* _TASK INPUTS_:
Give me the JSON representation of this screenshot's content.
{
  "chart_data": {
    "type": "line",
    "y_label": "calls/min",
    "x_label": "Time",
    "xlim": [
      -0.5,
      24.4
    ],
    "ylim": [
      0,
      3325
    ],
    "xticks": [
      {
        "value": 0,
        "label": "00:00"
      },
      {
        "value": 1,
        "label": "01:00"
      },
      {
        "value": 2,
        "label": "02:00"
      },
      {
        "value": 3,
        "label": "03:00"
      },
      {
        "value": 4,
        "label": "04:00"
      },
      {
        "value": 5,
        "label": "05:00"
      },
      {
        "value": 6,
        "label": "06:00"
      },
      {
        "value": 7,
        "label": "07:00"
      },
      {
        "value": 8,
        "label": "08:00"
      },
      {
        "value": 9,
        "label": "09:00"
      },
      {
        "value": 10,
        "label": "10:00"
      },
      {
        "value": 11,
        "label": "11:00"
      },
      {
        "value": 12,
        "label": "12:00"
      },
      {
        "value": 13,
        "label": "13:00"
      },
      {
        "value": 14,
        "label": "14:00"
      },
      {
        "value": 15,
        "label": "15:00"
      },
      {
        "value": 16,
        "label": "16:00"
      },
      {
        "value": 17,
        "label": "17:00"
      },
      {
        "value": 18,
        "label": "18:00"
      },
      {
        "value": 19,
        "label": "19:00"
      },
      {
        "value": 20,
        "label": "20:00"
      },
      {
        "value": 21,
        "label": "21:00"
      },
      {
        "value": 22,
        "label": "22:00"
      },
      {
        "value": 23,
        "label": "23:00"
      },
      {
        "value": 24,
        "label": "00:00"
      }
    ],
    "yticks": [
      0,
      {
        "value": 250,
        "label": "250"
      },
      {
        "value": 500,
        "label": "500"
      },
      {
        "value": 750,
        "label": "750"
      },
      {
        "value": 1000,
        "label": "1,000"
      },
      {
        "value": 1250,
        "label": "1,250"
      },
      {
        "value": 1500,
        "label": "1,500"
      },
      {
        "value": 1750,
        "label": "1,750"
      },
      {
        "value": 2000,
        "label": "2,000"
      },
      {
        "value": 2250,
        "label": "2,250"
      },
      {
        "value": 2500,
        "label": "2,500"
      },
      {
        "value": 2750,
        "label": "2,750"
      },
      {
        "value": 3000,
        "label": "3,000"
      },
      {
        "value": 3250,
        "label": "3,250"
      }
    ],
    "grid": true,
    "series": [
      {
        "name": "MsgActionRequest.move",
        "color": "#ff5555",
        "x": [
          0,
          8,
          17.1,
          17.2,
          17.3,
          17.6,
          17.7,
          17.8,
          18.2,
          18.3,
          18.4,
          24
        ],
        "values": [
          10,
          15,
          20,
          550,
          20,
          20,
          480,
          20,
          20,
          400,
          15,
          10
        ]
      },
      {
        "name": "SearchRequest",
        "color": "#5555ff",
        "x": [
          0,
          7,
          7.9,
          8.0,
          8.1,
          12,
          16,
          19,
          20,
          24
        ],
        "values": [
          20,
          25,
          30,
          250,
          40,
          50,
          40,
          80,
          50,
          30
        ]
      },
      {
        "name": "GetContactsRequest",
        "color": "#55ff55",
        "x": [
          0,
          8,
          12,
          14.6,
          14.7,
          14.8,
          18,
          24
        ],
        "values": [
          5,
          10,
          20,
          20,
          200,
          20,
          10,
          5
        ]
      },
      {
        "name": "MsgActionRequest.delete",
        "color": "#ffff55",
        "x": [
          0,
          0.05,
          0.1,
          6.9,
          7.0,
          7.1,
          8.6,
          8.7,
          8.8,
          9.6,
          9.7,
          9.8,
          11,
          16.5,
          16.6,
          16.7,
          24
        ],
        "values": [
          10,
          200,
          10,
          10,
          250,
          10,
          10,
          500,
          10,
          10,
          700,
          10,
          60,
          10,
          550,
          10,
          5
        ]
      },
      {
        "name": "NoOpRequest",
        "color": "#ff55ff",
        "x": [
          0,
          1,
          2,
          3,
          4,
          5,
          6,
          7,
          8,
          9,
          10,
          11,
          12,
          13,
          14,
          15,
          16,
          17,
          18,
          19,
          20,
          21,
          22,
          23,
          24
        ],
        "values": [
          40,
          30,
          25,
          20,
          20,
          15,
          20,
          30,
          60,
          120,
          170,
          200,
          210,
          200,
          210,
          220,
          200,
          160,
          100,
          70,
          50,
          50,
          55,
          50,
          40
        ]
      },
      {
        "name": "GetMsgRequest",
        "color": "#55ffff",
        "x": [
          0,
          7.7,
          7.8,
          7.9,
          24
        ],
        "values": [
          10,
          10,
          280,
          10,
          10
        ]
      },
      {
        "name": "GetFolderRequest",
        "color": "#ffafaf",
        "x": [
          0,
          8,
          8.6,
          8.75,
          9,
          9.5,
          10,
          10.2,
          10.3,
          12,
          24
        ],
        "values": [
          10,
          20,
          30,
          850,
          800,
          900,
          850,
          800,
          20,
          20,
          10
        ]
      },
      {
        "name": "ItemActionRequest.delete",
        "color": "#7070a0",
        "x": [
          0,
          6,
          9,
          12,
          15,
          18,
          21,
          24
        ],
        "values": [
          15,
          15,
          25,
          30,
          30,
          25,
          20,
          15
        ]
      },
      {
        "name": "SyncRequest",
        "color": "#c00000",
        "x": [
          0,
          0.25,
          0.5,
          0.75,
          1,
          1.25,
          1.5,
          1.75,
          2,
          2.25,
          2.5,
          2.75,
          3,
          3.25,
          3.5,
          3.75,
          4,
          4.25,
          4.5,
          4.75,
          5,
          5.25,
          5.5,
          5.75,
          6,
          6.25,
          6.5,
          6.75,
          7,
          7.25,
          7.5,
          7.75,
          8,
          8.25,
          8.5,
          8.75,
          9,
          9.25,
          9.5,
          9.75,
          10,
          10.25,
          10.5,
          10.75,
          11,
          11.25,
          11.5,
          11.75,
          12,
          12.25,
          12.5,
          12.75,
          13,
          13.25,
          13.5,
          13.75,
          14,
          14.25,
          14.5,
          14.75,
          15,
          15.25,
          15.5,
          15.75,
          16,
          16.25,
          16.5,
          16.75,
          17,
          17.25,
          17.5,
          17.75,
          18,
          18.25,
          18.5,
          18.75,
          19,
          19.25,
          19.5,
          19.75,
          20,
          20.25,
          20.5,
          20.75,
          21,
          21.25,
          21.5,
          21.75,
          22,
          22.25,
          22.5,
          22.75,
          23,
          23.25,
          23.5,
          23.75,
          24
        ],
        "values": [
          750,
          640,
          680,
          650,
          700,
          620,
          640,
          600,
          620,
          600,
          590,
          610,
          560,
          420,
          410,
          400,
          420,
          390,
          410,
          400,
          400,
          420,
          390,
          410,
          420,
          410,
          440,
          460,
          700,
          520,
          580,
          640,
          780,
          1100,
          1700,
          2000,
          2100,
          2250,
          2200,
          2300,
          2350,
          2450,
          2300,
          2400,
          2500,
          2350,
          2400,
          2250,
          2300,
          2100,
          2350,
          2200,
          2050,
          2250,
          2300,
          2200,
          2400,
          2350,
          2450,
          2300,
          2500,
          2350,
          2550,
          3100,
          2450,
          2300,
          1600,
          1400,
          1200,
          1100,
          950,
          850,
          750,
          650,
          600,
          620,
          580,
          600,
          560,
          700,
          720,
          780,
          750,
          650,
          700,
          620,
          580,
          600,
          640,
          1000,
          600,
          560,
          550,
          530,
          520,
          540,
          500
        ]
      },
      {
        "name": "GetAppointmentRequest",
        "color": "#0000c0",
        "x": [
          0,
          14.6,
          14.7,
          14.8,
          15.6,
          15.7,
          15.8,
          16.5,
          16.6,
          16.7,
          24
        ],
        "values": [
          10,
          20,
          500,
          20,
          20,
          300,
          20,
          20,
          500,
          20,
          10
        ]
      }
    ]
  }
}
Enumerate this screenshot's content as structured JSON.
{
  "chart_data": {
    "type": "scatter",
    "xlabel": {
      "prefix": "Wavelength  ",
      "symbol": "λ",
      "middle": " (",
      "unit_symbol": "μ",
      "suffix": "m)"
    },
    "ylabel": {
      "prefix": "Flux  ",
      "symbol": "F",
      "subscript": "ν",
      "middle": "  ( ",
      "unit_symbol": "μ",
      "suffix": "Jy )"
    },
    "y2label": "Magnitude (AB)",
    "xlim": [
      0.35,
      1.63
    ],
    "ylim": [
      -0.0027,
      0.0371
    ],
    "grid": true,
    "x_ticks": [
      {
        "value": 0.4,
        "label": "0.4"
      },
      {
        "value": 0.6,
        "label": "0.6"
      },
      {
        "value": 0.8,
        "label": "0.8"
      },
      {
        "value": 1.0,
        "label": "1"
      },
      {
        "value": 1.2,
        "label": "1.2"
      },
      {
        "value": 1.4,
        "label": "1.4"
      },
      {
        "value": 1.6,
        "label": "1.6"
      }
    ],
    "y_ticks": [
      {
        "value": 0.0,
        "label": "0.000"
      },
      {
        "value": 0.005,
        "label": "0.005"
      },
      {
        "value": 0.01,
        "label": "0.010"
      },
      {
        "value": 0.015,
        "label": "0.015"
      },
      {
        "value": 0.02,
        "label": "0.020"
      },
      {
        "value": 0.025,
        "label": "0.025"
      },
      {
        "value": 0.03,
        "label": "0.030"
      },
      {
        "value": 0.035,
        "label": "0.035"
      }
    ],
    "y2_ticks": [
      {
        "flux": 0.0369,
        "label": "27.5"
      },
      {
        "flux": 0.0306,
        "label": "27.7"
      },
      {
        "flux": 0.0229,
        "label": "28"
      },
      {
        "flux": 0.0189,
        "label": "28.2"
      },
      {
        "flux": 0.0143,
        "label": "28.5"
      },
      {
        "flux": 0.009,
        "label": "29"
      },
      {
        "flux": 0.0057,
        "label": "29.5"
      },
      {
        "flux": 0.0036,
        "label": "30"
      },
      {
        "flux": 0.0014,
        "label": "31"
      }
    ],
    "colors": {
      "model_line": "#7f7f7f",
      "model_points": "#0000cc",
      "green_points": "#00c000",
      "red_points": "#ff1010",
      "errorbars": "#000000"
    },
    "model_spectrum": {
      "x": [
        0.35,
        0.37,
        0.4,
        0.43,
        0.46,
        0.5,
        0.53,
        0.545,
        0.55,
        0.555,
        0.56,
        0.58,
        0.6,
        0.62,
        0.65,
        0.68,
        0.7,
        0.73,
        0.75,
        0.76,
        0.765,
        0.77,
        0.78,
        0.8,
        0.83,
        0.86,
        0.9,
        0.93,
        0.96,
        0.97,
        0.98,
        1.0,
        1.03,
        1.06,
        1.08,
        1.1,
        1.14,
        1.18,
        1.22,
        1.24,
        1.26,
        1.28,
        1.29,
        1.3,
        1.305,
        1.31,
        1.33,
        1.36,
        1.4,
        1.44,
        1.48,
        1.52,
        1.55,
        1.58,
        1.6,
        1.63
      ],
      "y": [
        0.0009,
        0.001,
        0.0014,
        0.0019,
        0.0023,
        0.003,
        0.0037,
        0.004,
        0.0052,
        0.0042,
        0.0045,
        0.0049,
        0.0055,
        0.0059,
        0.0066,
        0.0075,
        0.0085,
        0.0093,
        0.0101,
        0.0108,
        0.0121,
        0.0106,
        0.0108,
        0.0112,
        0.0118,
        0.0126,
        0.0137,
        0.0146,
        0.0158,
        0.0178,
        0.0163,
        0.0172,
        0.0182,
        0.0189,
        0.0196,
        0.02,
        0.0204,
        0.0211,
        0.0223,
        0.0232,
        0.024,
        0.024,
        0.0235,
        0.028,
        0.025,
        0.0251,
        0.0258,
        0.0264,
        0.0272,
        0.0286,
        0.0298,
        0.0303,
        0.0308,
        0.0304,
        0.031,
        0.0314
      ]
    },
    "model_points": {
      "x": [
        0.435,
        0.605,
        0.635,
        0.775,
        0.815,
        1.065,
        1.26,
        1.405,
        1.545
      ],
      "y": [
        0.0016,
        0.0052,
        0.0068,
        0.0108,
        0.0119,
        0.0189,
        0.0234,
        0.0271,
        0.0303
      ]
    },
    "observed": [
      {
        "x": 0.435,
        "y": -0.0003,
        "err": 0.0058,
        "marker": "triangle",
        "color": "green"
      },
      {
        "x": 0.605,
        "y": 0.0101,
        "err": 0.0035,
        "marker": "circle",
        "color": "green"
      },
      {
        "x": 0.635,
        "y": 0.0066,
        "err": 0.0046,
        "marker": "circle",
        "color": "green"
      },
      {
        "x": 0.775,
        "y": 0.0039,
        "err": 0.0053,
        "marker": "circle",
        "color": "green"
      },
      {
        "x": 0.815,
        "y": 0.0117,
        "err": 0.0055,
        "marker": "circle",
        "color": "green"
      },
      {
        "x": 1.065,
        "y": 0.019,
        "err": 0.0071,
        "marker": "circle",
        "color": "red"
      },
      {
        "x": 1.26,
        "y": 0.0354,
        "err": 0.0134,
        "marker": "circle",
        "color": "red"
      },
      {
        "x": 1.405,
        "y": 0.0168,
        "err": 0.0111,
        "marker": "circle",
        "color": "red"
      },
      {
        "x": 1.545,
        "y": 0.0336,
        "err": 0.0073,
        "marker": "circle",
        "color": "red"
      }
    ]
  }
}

* _WHAT IS EXPECTED_:
Pick out the lines containing the string "this" and show them.

* _EXERCISE RESPONSE_:
Give me the JSON representation of this screenshot's content.
Enumerate this screenshot's content as structured JSON.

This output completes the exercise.